### Exercise task
Write the listing below out again exactly, dropping the images.

[Extracted data entries]
— BEGIN —
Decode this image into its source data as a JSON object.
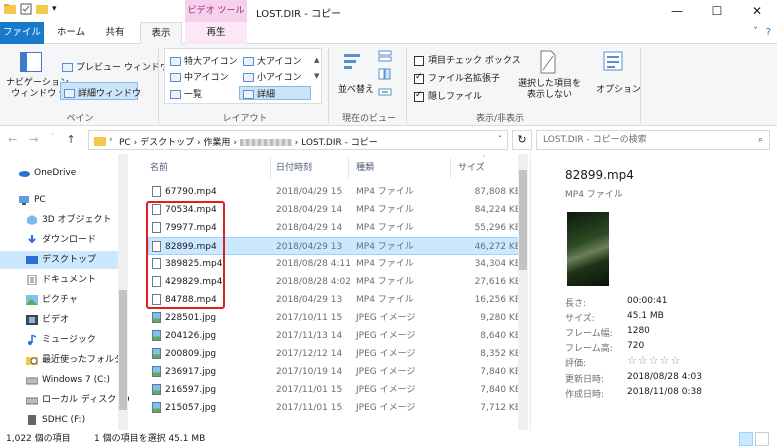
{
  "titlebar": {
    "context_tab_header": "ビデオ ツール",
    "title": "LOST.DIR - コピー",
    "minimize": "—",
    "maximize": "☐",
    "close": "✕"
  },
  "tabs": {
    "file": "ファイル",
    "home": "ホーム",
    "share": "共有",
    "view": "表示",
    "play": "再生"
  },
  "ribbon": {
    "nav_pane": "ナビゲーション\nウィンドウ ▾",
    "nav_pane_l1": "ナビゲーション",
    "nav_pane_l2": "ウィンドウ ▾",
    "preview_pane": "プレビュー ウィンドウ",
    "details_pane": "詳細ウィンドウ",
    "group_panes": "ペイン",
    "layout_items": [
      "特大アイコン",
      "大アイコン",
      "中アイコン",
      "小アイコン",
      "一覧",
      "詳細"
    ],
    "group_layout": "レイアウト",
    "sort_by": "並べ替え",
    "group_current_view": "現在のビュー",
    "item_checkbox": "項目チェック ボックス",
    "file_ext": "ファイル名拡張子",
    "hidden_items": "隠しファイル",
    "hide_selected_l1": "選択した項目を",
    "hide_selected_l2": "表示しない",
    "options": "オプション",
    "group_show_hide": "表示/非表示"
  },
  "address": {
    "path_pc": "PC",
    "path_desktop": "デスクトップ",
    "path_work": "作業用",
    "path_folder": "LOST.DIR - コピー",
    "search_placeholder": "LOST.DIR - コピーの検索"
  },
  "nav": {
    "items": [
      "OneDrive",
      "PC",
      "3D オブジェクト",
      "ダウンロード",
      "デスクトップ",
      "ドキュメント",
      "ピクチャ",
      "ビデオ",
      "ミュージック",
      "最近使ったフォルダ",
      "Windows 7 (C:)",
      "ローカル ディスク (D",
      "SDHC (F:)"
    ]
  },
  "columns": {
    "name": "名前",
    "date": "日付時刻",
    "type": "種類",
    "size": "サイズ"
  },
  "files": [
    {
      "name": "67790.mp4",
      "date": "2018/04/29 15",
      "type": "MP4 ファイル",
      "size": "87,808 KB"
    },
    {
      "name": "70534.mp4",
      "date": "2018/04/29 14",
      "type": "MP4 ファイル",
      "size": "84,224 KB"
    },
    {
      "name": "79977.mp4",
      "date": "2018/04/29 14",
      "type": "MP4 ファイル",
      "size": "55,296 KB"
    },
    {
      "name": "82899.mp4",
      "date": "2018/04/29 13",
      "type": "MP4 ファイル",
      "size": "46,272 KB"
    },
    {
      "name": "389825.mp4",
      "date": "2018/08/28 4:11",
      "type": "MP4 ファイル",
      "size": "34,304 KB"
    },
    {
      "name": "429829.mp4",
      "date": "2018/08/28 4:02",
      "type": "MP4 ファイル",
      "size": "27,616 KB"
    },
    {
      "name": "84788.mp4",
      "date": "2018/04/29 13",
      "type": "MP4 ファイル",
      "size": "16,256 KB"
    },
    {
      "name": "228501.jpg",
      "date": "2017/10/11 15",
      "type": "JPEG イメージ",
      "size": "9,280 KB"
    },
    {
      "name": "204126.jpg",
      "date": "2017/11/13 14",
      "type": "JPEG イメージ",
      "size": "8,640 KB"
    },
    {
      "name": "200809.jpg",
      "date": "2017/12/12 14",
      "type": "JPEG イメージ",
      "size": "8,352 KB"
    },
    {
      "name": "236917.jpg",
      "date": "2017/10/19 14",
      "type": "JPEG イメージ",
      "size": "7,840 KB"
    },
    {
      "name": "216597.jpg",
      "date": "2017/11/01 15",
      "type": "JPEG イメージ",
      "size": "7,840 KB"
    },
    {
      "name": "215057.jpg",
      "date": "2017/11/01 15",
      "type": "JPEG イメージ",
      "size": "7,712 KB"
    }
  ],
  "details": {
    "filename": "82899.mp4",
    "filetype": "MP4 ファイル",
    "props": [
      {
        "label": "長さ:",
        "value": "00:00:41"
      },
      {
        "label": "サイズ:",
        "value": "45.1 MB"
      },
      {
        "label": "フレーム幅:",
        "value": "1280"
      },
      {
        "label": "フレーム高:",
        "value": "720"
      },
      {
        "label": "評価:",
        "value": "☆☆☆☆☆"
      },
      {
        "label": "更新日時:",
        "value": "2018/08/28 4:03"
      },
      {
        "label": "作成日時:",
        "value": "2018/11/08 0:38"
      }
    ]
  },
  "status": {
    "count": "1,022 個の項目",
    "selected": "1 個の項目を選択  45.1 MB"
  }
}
— END —
### Solution to the problem
Decode this image into its source data as a JSON object.
{
  "titlebar": {
    "context_tab_header": "ビデオ ツール",
    "title": "LOST.DIR - コピー",
    "minimize": "—",
    "maximize": "☐",
    "close": "✕"
  },
  "tabs": {
    "file": "ファイル",
    "home": "ホーム",
    "share": "共有",
    "view": "表示",
    "play": "再生"
  },
  "ribbon": {
    "nav_pane": "ナビゲーション\nウィンドウ ▾",
    "nav_pane_l1": "ナビゲーション",
    "nav_pane_l2": "ウィンドウ ▾",
    "preview_pane": "プレビュー ウィンドウ",
    "details_pane": "詳細ウィンドウ",
    "group_panes": "ペイン",
    "layout_items": [
      "特大アイコン",
      "大アイコン",
      "中アイコン",
      "小アイコン",
      "一覧",
      "詳細"
    ],
    "group_layout": "レイアウト",
    "sort_by": "並べ替え",
    "group_current_view": "現在のビュー",
    "item_checkbox": "項目チェック ボックス",
    "file_ext": "ファイル名拡張子",
    "hidden_items": "隠しファイル",
    "hide_selected_l1": "選択した項目を",
    "hide_selected_l2": "表示しない",
    "options": "オプション",
    "group_show_hide": "表示/非表示"
  },
  "address": {
    "path_pc": "PC",
    "path_desktop": "デスクトップ",
    "path_work": "作業用",
    "path_folder": "LOST.DIR - コピー",
    "search_placeholder": "LOST.DIR - コピーの検索"
  },
  "nav": {
    "items": [
      "OneDrive",
      "PC",
      "3D オブジェクト",
      "ダウンロード",
      "デスクトップ",
      "ドキュメント",
      "ピクチャ",
      "ビデオ",
      "ミュージック",
      "最近使ったフォルダ",
      "Windows 7 (C:)",
      "ローカル ディスク (D",
      "SDHC (F:)"
    ]
  },
  "columns": {
    "name": "名前",
    "date": "日付時刻",
    "type": "種類",
    "size": "サイズ"
  },
  "files": [
    {
      "name": "67790.mp4",
      "date": "2018/04/29 15",
      "type": "MP4 ファイル",
      "size": "87,808 KB"
    },
    {
      "name": "70534.mp4",
      "date": "2018/04/29 14",
      "type": "MP4 ファイル",
      "size": "84,224 KB"
    },
    {
      "name": "79977.mp4",
      "date": "2018/04/29 14",
      "type": "MP4 ファイル",
      "size": "55,296 KB"
    },
    {
      "name": "82899.mp4",
      "date": "2018/04/29 13",
      "type": "MP4 ファイル",
      "size": "46,272 KB"
    },
    {
      "name": "389825.mp4",
      "date": "2018/08/28 4:11",
      "type": "MP4 ファイル",
      "size": "34,304 KB"
    },
    {
      "name": "429829.mp4",
      "date": "2018/08/28 4:02",
      "type": "MP4 ファイル",
      "size": "27,616 KB"
    },
    {
      "name": "84788.mp4",
      "date": "2018/04/29 13",
      "type": "MP4 ファイル",
      "size": "16,256 KB"
    },
    {
      "name": "228501.jpg",
      "date": "2017/10/11 15",
      "type": "JPEG イメージ",
      "size": "9,280 KB"
    },
    {
      "name": "204126.jpg",
      "date": "2017/11/13 14",
      "type": "JPEG イメージ",
      "size": "8,640 KB"
    },
    {
      "name": "200809.jpg",
      "date": "2017/12/12 14",
      "type": "JPEG イメージ",
      "size": "8,352 KB"
    },
    {
      "name": "236917.jpg",
      "date": "2017/10/19 14",
      "type": "JPEG イメージ",
      "size": "7,840 KB"
    },
    {
      "name": "216597.jpg",
      "date": "2017/11/01 15",
      "type": "JPEG イメージ",
      "size": "7,840 KB"
    },
    {
      "name": "215057.jpg",
      "date": "2017/11/01 15",
      "type": "JPEG イメージ",
      "size": "7,712 KB"
    }
  ],
  "details": {
    "filename": "82899.mp4",
    "filetype": "MP4 ファイル",
    "props": [
      {
        "label": "長さ:",
        "value": "00:00:41"
      },
      {
        "label": "サイズ:",
        "value": "45.1 MB"
      },
      {
        "label": "フレーム幅:",
        "value": "1280"
      },
      {
        "label": "フレーム高:",
        "value": "720"
      },
      {
        "label": "評価:",
        "value": "☆☆☆☆☆"
      },
      {
        "label": "更新日時:",
        "value": "2018/08/28 4:03"
      },
      {
        "label": "作成日時:",
        "value": "2018/11/08 0:38"
      }
    ]
  },
  "status": {
    "count": "1,022 個の項目",
    "selected": "1 個の項目を選択  45.1 MB"
  }
}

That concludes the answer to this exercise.